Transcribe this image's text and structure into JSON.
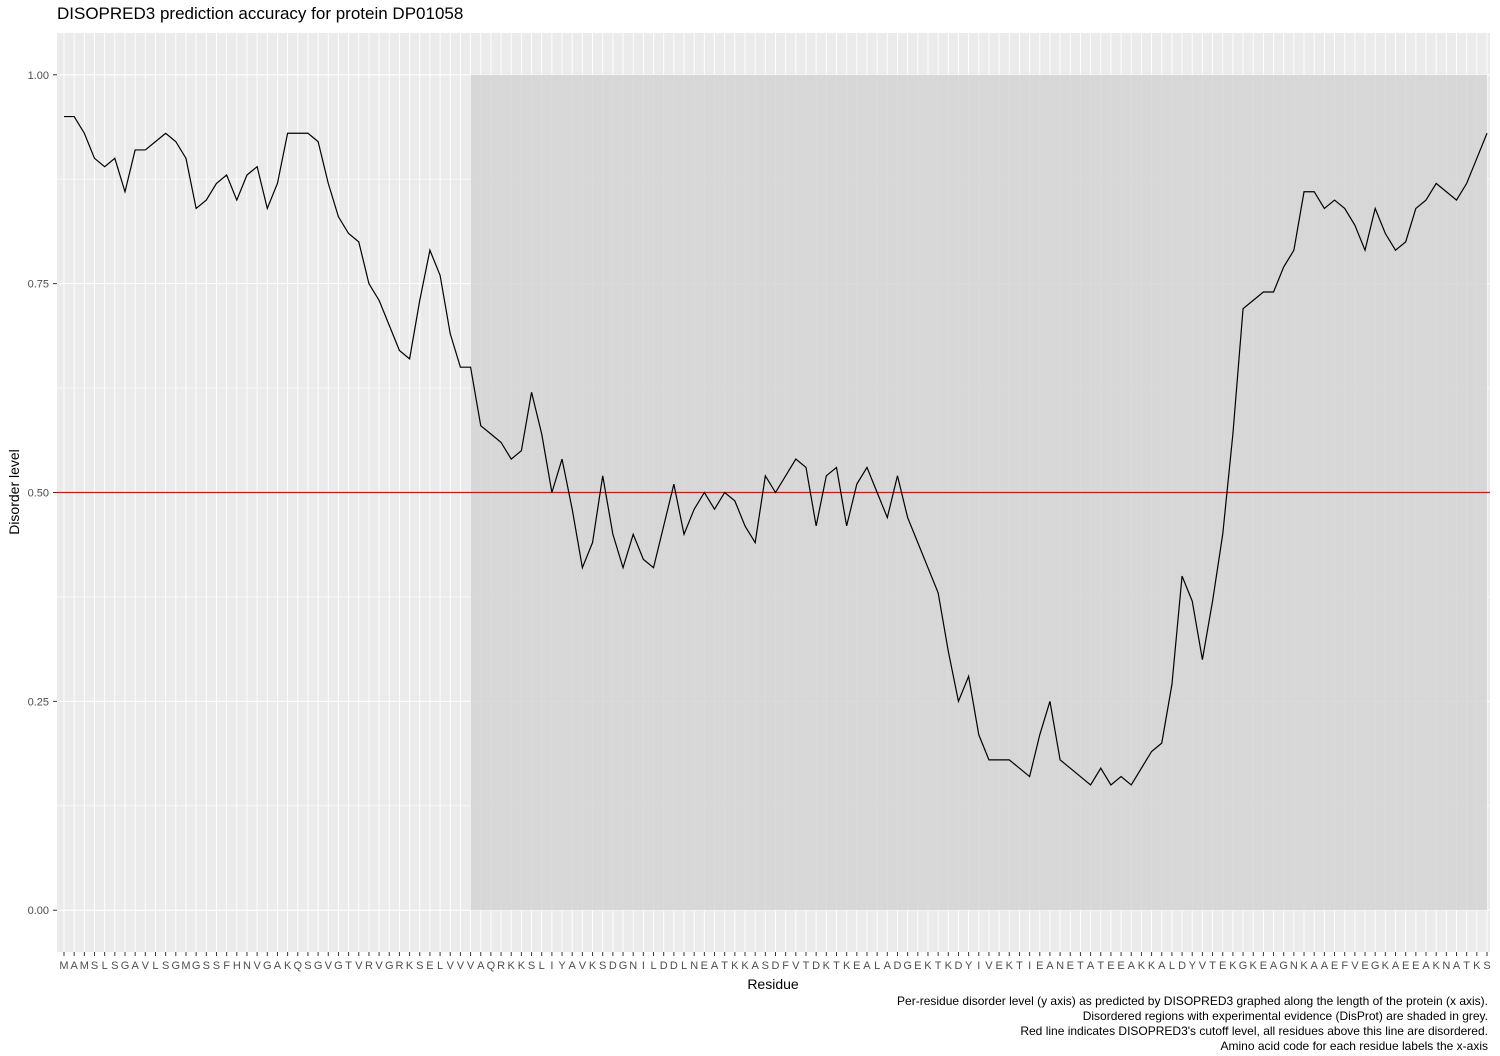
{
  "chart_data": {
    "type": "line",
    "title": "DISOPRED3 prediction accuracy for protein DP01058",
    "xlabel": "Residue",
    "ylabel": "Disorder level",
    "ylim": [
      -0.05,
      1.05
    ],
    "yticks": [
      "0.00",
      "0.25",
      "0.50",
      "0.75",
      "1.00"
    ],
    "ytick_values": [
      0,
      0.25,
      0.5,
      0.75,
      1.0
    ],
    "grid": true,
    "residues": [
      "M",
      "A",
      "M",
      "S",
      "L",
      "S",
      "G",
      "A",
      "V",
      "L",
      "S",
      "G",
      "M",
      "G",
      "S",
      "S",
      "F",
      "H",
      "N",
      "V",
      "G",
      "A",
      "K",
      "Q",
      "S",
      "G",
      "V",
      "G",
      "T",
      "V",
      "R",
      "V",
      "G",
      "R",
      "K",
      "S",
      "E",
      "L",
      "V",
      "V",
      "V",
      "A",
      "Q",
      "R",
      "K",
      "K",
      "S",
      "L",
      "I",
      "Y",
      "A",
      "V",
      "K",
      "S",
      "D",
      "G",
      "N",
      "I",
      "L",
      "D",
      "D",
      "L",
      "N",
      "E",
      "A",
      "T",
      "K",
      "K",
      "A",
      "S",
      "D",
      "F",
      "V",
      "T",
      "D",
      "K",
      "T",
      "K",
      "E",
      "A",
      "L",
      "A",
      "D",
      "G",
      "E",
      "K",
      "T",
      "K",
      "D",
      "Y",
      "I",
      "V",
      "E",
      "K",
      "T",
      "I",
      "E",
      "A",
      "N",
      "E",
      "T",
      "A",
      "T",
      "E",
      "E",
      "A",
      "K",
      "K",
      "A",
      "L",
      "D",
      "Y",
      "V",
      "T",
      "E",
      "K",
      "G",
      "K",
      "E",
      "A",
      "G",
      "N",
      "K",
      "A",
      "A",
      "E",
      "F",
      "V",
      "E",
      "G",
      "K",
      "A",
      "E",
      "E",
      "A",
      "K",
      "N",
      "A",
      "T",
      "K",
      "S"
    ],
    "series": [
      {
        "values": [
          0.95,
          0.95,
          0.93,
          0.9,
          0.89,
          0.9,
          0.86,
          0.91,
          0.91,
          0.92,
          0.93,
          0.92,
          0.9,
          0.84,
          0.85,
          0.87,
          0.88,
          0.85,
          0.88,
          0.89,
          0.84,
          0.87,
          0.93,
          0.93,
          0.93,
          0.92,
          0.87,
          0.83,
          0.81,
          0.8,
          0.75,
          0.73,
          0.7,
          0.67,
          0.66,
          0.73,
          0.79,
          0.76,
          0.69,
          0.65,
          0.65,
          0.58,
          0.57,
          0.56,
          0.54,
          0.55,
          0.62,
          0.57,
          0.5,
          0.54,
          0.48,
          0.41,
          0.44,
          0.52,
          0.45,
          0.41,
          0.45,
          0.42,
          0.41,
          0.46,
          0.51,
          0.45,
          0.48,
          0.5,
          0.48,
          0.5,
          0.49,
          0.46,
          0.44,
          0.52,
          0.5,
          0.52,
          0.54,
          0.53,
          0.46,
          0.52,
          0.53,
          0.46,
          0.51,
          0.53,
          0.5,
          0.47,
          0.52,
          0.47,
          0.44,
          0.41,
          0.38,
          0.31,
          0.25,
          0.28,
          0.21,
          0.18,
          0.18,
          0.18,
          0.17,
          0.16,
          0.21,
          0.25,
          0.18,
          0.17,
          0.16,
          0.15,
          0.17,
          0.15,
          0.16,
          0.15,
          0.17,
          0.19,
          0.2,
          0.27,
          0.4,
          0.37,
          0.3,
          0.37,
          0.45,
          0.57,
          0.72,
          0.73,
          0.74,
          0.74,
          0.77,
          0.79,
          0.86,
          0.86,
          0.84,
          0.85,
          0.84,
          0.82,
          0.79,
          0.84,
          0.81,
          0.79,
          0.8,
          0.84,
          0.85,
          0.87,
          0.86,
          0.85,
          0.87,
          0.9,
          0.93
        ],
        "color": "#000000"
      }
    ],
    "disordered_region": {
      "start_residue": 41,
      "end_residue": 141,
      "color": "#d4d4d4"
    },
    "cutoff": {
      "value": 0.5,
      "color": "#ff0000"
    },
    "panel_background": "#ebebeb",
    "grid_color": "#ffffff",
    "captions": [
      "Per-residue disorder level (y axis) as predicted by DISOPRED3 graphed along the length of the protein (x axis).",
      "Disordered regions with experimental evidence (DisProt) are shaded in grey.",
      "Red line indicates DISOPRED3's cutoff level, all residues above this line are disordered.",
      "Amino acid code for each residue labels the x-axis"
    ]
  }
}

===

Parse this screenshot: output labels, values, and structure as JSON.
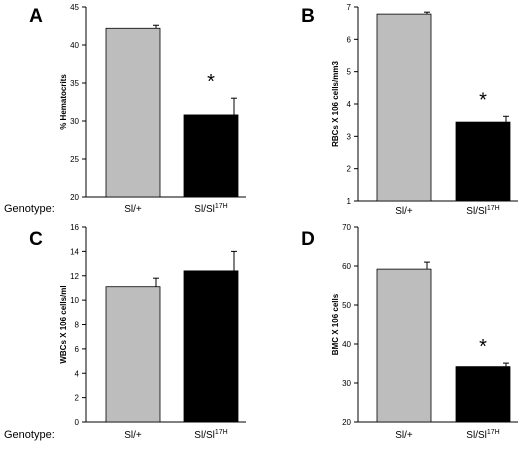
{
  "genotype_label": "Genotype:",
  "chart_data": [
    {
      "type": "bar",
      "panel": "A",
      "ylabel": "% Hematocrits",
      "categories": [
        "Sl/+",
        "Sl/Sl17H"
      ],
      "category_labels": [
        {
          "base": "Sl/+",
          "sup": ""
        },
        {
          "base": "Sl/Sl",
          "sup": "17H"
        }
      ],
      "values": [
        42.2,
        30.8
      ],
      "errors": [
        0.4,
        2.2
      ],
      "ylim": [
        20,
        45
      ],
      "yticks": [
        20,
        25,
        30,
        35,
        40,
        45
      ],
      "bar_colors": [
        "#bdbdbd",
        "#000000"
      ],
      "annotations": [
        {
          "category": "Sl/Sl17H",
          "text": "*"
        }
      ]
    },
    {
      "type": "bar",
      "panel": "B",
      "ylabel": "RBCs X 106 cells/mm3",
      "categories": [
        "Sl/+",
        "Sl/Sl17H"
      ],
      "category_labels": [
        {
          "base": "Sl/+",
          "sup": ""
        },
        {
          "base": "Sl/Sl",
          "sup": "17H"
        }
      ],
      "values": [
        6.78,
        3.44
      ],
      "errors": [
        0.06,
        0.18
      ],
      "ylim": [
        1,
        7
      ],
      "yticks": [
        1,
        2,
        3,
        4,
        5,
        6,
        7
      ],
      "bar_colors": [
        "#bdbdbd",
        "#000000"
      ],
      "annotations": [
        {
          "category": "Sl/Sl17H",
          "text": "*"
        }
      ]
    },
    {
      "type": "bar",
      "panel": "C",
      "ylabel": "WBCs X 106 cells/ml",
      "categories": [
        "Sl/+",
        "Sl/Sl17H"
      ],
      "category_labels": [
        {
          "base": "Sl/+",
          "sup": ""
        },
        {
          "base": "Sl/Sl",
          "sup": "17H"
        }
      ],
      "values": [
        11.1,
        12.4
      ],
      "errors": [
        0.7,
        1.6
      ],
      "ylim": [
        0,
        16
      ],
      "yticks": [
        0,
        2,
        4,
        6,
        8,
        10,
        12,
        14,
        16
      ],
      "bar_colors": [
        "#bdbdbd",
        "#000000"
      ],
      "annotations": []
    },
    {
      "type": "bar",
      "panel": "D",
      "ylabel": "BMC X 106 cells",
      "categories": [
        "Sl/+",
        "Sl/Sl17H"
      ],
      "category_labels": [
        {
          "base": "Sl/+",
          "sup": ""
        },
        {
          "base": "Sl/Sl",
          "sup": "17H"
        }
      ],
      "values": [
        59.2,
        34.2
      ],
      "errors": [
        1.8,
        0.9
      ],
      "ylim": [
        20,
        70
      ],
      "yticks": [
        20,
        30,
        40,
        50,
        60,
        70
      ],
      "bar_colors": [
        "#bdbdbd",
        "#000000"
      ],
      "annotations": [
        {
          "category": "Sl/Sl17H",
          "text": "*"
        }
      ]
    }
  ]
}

===

**Problem**
Please copy every line of the records above in which "JSON" appears.

**Completed task**
Transcribe this image's text and structure into JSON.
Parse this screenshot: output labels, values, and structure as JSON.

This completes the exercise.